Data entries:

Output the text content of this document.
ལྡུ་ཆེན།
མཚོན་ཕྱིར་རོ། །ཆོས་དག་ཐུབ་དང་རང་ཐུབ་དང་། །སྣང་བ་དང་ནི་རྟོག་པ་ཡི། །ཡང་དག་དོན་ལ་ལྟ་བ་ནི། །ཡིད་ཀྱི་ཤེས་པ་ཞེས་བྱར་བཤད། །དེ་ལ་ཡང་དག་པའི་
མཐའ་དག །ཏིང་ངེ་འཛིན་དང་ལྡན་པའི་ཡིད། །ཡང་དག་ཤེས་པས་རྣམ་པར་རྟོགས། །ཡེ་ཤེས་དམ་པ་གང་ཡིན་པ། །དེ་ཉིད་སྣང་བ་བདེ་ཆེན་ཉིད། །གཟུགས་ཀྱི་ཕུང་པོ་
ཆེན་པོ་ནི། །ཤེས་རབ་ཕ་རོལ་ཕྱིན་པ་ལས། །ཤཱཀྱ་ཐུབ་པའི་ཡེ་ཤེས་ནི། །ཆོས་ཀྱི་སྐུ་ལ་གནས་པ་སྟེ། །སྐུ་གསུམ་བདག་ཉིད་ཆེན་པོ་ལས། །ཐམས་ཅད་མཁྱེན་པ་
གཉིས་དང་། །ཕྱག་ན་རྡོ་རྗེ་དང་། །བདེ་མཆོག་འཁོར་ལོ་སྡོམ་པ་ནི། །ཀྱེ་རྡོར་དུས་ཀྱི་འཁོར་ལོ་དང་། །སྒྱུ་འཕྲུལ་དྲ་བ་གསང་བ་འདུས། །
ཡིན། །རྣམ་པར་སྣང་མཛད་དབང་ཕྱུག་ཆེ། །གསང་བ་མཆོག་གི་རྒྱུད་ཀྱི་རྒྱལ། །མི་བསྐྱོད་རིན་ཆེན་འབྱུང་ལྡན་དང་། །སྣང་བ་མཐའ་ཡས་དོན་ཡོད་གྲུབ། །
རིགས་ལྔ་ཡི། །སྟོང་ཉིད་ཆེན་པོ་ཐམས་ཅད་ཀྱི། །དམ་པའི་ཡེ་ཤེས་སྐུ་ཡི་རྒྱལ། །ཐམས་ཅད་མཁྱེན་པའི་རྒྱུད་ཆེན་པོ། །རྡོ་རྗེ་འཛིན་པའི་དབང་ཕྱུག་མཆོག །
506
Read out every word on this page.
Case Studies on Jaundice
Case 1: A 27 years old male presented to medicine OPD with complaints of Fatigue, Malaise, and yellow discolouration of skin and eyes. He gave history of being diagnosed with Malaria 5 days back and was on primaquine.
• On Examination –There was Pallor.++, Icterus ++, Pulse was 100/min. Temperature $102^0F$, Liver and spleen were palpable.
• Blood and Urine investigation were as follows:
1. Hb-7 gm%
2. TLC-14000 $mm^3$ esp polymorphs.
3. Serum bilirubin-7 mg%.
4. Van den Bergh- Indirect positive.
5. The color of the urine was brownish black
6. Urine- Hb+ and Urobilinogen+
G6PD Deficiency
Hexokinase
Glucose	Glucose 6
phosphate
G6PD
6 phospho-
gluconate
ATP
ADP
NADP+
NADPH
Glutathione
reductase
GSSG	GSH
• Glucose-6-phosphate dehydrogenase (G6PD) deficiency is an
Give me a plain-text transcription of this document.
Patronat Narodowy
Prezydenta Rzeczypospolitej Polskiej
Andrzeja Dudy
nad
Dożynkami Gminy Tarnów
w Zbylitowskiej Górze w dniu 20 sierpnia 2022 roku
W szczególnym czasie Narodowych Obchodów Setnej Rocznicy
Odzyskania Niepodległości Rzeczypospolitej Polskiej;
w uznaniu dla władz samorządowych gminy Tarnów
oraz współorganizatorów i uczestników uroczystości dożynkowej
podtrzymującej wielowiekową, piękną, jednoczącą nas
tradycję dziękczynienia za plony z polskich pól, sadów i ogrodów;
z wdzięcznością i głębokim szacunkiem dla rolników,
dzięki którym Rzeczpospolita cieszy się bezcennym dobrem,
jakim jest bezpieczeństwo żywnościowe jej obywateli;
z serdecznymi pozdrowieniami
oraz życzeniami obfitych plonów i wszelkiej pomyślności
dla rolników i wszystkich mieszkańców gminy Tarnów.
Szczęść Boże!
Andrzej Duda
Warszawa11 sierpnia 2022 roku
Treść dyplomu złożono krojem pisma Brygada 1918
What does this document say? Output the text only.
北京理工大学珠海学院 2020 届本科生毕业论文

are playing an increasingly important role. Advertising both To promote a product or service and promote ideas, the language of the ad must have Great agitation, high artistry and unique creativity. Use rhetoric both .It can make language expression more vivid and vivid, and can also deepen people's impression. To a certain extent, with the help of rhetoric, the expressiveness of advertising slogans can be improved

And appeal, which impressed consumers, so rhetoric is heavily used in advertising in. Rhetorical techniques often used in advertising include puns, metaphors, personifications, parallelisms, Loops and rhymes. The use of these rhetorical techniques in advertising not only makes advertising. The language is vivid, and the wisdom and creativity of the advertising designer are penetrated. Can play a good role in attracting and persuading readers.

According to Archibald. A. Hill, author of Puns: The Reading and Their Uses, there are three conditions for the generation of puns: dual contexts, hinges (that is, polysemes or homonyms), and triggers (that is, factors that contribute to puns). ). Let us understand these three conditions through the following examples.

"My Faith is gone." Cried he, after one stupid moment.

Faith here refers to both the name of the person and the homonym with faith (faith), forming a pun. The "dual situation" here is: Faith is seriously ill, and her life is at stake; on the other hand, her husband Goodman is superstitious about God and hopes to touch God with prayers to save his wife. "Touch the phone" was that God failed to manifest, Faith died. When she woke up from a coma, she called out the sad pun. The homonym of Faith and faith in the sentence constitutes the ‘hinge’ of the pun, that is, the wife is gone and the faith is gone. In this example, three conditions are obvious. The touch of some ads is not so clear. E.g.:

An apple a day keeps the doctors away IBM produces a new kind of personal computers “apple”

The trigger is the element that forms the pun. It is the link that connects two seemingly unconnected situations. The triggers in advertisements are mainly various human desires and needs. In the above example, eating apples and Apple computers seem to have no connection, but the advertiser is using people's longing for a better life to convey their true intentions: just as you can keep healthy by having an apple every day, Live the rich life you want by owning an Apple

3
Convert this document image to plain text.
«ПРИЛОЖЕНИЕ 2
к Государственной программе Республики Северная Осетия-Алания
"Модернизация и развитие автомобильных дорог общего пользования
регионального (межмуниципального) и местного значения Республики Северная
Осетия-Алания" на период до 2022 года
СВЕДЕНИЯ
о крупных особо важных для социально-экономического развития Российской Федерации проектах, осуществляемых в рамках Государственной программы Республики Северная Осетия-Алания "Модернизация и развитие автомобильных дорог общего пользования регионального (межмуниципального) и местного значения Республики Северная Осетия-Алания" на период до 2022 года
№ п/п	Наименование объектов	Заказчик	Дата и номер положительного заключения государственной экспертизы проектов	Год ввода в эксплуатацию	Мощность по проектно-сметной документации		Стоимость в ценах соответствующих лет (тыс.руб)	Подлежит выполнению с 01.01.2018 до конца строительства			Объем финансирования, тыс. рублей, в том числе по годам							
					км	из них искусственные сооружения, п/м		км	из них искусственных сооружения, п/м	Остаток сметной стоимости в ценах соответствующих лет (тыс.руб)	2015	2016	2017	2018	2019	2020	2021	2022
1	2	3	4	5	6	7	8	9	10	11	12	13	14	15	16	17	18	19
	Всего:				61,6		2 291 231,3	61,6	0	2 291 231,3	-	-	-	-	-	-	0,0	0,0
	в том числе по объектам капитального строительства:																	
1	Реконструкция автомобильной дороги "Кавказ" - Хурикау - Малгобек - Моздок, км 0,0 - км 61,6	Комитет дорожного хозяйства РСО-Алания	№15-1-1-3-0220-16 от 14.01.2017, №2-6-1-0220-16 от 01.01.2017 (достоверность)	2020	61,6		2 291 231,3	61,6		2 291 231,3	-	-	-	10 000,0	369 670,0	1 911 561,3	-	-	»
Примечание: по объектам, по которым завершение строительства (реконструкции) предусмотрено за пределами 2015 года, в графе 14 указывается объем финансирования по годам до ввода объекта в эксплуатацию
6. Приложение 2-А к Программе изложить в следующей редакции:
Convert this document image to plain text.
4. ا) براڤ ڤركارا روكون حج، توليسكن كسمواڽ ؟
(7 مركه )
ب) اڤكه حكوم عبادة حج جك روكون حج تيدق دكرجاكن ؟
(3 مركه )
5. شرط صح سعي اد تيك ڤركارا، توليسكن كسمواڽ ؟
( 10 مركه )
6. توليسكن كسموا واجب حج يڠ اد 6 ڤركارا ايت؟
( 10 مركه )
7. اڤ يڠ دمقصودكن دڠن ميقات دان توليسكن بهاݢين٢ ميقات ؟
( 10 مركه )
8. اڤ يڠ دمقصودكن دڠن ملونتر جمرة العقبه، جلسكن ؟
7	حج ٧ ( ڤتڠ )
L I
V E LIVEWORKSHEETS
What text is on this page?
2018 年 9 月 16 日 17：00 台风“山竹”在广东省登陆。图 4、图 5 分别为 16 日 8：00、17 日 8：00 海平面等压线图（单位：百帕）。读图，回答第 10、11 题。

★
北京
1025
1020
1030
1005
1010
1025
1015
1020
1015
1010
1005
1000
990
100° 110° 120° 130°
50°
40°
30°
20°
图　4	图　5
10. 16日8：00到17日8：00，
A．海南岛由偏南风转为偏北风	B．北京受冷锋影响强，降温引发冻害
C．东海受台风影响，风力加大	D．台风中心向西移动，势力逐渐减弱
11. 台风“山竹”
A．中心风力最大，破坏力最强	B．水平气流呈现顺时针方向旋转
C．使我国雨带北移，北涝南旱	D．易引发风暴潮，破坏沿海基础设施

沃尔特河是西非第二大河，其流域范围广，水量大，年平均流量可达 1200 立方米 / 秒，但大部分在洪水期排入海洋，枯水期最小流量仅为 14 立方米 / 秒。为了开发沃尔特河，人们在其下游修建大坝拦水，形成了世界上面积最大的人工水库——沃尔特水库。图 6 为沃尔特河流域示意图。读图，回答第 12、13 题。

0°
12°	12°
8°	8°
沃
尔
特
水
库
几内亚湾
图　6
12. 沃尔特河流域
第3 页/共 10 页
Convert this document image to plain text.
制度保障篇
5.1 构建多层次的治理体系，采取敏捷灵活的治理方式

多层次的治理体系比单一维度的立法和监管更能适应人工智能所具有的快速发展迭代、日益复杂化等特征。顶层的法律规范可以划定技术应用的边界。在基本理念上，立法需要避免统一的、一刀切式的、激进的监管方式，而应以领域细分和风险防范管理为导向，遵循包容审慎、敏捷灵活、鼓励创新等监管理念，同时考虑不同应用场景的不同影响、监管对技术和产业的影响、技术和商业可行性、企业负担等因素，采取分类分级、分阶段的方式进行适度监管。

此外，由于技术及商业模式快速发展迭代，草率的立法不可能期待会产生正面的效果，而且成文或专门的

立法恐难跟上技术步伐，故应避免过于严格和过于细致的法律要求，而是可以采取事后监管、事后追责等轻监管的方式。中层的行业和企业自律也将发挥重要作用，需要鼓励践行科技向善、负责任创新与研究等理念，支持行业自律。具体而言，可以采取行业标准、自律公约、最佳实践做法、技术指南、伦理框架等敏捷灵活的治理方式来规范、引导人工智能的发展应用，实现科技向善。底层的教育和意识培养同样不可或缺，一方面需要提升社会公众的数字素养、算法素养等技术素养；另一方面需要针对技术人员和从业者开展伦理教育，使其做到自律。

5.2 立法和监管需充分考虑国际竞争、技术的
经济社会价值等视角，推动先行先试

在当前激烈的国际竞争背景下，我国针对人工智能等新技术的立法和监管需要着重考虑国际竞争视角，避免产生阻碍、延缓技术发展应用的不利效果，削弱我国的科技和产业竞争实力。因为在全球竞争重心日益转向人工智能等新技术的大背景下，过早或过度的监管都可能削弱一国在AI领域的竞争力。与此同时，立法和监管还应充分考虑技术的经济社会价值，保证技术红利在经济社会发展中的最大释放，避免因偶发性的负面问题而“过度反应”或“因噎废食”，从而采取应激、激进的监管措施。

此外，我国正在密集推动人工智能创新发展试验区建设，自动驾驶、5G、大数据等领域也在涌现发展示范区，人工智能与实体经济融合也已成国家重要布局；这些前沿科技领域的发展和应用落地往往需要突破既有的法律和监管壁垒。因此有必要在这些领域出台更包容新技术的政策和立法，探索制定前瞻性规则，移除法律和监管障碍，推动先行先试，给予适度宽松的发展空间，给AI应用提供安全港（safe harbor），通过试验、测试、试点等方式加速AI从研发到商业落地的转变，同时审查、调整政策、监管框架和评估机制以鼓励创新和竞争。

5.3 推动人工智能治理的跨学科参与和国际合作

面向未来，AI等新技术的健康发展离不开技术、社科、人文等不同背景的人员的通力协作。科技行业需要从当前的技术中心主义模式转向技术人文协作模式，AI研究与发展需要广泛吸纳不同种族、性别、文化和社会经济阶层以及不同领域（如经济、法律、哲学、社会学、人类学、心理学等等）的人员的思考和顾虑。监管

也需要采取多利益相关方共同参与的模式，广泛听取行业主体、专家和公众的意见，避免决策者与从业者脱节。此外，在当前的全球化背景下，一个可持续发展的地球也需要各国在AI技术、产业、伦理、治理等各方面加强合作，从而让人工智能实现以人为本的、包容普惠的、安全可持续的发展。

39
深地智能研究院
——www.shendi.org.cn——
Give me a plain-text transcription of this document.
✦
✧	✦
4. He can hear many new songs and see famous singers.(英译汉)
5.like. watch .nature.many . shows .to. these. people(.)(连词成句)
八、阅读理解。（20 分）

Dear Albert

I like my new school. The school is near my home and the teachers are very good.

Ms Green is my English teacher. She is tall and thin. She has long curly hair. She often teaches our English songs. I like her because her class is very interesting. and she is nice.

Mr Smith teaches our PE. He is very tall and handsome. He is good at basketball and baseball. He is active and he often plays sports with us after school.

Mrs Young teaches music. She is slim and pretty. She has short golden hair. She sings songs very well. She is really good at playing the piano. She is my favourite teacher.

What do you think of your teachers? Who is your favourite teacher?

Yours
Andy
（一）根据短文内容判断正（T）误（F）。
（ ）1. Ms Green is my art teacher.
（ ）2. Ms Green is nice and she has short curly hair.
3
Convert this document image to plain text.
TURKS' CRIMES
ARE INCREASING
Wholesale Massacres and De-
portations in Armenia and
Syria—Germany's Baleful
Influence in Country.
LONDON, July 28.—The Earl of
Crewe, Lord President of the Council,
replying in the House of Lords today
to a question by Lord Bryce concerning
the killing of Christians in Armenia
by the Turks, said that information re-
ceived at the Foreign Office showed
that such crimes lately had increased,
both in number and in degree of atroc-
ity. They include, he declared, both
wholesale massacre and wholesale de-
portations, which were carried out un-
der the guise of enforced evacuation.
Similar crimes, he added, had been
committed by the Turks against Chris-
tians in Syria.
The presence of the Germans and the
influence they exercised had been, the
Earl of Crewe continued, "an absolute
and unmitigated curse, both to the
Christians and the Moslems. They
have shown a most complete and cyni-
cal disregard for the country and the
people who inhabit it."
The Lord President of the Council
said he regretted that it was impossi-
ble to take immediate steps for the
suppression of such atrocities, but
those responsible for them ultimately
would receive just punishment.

Aim of the task: Search the entries for the word "said" and gather every line where it appears.

Final result:
by the Turks, said that information re-
said he regretted that it was impossi-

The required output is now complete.